### STATED EXERCISE 1
Copy the records word for word, covering the stretch from their first line through the line that contains "yoy-growth-line bbox=[76, 154, 596, 375]".

### DOCUMENT TEXT
▽
## Wednesday, August 12, 2015

### LeetCode OJ - Count Primes

Problem:

Solution:

Using the Sieve of Eratosthenes

I have learnt a couple optimizations here. Start crossing from $i^2$, and stop after square root. Skipping all the even numbers would be good too.

Code:

#include "stdafx.h"

// https://leetcode.com/problems/count-primes/

#include "LEET_COUNT_PRIMES.h"
#include <map>
#include <iostream>
#include <sstream>
#include <vector>
#include <string>

using namespace std;

namespace _LEET_COUNT_PRIMES
{
class Solution {
public:
int countPrimes(int n)
{

bool* sieve = new bool[n];
for (int i = 0; i < n; i++)
{
// Initially all numbers are considered prime
sieve[i] = true;
}
for (int i = 2; i * i < n; i++)
{
if (sieve[i])
{

for (int j = i * i; j < n; j = j + i)
{
sieve[j] = false;
}
}
}
int prime_count = 0;
for (int i = 2; i < n; i++)
{
if (sieve[i])
{
prime_count++;
}
}
delete[] sieve;
return prime_count;
}
};
};

using namespace _LEET_COUNT_PRIMES;

int LEET_COUNT_PRIMES()
{
Solution solution;
cout << solution.countPrimes(100) << endl;
return 0;
}
△
### SUPPLIED RECORDS
▽
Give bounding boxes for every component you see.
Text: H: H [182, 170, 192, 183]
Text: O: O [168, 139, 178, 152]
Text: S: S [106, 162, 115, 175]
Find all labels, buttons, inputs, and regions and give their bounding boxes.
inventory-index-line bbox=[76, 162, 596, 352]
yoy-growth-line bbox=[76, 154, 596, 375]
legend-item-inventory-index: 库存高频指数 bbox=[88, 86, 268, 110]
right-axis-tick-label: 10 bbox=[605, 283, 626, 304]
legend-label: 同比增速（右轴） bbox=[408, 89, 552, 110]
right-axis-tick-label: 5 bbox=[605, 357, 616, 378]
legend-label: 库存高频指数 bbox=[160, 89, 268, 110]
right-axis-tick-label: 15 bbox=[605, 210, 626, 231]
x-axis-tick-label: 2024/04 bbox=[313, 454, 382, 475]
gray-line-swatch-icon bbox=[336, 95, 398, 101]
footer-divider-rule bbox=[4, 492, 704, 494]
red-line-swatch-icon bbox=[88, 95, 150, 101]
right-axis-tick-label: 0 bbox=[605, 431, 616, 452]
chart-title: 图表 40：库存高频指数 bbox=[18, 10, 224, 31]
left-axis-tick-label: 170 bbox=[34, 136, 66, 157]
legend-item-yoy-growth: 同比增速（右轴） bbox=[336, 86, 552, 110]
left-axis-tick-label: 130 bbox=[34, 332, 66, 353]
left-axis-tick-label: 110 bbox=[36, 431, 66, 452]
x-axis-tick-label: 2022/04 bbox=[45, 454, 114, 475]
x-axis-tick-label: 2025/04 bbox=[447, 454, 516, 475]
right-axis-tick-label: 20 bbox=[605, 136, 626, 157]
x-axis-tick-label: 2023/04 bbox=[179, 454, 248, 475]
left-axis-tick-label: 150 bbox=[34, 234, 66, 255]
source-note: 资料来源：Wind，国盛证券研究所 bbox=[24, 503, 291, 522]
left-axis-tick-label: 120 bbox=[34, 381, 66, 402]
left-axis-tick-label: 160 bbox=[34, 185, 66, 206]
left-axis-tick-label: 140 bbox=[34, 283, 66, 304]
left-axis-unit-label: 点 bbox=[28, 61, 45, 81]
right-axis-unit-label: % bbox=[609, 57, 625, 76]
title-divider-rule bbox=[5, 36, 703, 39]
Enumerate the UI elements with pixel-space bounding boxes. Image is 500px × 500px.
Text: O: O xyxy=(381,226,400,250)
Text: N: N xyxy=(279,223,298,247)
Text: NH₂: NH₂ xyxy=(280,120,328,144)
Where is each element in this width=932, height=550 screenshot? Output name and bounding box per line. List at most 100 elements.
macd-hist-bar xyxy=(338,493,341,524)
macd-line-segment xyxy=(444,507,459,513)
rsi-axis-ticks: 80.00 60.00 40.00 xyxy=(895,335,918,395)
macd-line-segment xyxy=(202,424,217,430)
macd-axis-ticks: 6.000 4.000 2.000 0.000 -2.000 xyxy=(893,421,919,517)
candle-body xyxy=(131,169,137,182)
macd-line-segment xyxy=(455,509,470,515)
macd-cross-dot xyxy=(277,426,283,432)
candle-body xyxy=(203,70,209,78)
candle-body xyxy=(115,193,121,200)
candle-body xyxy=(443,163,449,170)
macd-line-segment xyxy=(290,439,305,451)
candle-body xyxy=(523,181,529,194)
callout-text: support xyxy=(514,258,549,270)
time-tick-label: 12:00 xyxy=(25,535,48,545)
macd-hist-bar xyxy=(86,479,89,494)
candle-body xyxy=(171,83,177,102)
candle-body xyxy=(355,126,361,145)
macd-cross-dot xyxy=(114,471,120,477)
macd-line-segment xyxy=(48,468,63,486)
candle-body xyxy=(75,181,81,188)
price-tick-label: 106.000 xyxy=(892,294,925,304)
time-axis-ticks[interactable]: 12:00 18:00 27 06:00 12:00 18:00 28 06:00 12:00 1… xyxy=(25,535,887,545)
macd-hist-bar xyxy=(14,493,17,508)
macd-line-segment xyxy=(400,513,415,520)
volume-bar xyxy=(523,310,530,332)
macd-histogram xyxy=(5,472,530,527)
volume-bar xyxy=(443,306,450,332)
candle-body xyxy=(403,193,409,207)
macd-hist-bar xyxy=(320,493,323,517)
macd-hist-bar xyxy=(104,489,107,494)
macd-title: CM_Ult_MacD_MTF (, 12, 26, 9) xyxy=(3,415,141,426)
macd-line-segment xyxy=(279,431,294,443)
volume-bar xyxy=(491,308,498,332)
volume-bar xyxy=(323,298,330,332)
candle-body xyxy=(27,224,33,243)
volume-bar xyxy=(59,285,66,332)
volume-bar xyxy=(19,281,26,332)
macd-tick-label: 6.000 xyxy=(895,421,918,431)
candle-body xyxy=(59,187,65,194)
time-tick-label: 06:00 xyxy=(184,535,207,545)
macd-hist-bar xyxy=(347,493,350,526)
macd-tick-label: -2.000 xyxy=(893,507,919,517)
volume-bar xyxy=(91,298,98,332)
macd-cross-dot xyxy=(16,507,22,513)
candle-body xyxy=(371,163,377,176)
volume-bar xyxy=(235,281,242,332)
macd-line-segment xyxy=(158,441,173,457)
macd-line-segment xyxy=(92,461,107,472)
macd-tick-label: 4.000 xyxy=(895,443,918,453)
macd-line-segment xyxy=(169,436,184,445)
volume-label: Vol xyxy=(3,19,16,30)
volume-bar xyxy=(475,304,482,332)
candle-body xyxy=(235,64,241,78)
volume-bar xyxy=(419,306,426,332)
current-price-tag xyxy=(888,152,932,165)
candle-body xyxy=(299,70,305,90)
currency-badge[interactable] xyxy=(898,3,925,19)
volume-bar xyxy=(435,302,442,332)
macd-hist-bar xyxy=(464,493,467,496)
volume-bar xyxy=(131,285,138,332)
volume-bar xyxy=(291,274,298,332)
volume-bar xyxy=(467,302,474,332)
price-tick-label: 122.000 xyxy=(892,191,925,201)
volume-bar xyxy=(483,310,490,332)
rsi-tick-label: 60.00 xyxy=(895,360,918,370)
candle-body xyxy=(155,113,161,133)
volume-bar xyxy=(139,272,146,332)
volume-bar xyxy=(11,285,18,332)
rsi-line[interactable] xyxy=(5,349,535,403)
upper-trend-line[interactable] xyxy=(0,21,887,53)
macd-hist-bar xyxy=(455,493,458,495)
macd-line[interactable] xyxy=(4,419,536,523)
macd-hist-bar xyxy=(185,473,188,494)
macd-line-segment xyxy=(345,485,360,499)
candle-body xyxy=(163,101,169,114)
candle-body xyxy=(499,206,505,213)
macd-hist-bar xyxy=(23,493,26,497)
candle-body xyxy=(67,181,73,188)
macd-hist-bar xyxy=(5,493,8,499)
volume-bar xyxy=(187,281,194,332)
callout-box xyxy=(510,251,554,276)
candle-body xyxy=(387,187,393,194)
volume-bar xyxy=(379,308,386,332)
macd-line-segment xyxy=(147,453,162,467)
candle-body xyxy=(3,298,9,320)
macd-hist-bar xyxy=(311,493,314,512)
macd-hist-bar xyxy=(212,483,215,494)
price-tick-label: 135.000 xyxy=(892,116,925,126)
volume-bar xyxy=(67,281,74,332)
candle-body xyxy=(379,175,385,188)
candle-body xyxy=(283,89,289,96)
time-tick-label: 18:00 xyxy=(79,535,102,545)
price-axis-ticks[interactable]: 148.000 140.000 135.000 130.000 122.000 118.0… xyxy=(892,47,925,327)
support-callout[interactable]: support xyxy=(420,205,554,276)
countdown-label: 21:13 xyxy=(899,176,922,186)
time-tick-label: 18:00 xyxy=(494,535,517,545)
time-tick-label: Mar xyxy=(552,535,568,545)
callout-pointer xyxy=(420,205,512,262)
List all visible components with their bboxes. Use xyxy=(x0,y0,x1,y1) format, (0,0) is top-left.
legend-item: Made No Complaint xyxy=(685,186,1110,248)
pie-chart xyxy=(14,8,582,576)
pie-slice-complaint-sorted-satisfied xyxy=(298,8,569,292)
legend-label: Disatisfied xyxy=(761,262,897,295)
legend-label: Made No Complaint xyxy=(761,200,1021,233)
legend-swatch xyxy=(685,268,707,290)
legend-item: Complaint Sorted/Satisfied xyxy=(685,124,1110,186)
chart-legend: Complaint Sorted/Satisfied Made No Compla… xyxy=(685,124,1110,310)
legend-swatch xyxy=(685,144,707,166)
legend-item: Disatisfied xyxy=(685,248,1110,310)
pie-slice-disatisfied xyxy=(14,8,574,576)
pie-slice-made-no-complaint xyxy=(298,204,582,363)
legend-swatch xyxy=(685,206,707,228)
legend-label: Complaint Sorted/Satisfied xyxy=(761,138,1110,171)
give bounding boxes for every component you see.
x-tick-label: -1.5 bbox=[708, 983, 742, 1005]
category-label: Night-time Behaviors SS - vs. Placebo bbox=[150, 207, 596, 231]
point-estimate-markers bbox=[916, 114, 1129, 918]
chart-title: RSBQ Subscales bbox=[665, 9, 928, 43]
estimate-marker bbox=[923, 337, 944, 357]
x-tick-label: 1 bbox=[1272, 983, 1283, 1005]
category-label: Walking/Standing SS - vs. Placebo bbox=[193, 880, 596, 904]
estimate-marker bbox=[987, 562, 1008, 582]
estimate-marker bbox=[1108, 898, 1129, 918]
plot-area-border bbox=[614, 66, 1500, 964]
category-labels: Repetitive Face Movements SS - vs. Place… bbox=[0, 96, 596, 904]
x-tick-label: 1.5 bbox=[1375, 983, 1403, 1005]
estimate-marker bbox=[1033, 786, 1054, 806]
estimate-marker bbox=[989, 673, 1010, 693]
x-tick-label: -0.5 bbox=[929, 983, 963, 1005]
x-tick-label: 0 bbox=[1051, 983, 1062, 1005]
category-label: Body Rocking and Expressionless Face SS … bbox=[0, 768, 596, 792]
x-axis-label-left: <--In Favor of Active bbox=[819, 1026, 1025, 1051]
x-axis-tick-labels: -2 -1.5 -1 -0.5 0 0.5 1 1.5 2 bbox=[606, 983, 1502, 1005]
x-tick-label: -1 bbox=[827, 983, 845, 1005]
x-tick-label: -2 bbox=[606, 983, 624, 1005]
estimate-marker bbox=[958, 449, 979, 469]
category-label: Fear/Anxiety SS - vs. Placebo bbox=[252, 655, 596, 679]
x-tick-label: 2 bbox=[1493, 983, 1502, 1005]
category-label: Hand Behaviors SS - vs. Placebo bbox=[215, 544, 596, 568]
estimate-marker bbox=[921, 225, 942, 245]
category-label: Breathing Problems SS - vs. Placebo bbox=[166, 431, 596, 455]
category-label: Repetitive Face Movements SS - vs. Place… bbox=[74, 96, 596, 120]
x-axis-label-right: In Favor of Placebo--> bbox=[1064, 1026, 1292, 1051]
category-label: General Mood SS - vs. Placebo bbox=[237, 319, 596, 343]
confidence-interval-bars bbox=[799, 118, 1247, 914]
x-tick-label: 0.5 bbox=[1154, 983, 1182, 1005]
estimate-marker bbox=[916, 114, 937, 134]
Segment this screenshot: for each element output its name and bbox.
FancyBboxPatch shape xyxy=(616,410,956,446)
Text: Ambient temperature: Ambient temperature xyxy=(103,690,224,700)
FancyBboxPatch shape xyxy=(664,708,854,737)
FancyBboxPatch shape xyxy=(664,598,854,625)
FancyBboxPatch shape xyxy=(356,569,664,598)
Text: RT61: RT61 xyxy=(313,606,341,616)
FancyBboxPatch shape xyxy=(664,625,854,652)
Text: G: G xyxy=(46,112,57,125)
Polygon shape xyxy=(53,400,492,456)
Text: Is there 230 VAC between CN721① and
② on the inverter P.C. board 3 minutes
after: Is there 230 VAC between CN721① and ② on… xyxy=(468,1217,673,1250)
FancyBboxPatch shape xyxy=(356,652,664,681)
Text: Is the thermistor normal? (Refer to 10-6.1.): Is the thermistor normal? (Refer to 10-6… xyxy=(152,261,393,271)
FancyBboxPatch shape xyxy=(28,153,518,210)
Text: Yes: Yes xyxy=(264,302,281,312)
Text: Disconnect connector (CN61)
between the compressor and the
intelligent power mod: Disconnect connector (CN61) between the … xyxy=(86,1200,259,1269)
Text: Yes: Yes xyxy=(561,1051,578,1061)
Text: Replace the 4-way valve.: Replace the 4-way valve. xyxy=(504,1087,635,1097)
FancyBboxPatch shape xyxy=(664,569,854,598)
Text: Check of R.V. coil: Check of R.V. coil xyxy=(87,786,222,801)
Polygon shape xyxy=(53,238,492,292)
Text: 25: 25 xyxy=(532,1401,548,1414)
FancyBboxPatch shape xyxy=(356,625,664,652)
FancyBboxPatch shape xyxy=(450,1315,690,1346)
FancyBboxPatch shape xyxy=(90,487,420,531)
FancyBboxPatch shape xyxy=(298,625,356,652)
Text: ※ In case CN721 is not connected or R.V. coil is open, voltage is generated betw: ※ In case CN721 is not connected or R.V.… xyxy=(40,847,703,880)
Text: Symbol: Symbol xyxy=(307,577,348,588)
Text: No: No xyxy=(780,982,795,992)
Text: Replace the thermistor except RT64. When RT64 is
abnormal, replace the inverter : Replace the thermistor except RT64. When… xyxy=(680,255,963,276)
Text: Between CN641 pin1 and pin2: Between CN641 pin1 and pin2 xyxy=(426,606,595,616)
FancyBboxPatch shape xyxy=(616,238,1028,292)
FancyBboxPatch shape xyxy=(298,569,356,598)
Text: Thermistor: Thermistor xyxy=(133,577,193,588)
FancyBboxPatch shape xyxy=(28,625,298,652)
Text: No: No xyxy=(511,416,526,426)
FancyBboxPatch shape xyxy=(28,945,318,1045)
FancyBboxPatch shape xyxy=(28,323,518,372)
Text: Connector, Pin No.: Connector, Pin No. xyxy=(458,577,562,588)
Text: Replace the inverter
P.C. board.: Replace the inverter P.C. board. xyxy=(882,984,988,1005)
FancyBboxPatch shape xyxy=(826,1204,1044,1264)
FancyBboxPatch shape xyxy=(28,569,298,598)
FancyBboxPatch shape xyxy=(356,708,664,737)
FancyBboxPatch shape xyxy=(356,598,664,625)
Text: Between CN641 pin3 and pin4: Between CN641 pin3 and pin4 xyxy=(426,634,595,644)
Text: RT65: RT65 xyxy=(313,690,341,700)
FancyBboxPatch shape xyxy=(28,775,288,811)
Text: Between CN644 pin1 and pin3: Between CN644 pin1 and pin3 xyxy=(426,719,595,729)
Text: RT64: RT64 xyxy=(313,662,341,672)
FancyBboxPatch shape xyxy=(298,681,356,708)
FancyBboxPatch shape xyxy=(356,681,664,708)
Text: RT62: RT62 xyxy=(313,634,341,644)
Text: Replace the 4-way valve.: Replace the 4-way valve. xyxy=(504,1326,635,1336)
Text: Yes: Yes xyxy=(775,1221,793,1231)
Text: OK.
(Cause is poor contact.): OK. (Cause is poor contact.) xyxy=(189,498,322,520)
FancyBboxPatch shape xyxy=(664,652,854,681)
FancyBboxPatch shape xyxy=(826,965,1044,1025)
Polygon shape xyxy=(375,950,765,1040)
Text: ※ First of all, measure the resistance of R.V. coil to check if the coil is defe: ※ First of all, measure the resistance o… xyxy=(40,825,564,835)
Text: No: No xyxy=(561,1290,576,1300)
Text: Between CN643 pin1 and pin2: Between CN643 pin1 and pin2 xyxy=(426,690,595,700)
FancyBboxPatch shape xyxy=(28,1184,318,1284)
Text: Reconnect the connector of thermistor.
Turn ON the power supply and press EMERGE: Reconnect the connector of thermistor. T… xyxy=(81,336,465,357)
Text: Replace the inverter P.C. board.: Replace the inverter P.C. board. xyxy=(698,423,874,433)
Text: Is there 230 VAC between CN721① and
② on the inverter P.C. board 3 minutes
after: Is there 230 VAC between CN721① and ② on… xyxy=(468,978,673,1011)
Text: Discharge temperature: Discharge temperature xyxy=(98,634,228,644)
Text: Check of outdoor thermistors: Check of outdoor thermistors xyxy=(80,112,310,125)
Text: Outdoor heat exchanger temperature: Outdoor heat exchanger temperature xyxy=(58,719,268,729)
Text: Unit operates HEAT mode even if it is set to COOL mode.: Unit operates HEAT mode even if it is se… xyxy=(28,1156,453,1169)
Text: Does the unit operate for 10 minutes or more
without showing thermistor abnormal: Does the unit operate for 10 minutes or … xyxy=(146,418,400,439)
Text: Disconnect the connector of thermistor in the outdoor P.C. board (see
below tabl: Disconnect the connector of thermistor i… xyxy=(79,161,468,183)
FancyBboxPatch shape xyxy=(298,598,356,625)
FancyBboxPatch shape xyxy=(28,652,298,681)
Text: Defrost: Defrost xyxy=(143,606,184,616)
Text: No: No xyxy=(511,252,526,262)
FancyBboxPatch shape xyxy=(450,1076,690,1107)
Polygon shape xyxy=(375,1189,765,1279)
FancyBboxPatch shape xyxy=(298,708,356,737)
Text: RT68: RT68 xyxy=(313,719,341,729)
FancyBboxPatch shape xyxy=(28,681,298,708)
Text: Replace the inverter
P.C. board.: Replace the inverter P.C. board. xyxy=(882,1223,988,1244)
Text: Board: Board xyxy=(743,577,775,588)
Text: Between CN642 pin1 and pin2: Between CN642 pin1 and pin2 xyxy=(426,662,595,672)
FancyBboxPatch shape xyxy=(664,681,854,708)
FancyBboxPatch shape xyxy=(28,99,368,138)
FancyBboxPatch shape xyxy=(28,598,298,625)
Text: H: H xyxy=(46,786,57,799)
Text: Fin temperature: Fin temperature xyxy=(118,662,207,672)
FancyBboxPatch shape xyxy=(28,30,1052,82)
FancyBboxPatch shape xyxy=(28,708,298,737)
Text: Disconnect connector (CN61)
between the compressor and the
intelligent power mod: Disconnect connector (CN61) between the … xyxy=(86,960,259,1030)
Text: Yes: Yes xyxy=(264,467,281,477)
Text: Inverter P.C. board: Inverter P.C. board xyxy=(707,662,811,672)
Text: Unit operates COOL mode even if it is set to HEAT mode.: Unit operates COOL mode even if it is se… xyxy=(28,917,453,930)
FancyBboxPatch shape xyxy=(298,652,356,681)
△
### STATED EXERCISE 2
Answer these questions about the Count Primes post:
(a) Which method does the solution use?
(b) What argument is passed to countPrimes inside the LEET_COUNT_PRIMES function?
(c) On what date was the post published?

### FULL OUTPUT 1
Give bounding boxes for every component you see.
Text: H: H [182, 170, 192, 183]
Text: O: O [168, 139, 178, 152]
Text: S: S [106, 162, 115, 175]
Find all labels, buttons, inputs, and regions and give their bounding boxes.
inventory-index-line bbox=[76, 162, 596, 352]
yoy-growth-line bbox=[76, 154, 596, 375]

### FULL OUTPUT 2
(a) The Sieve of Eratosthenes.
(b) 100.
(c) Wednesday, August 12, 2015.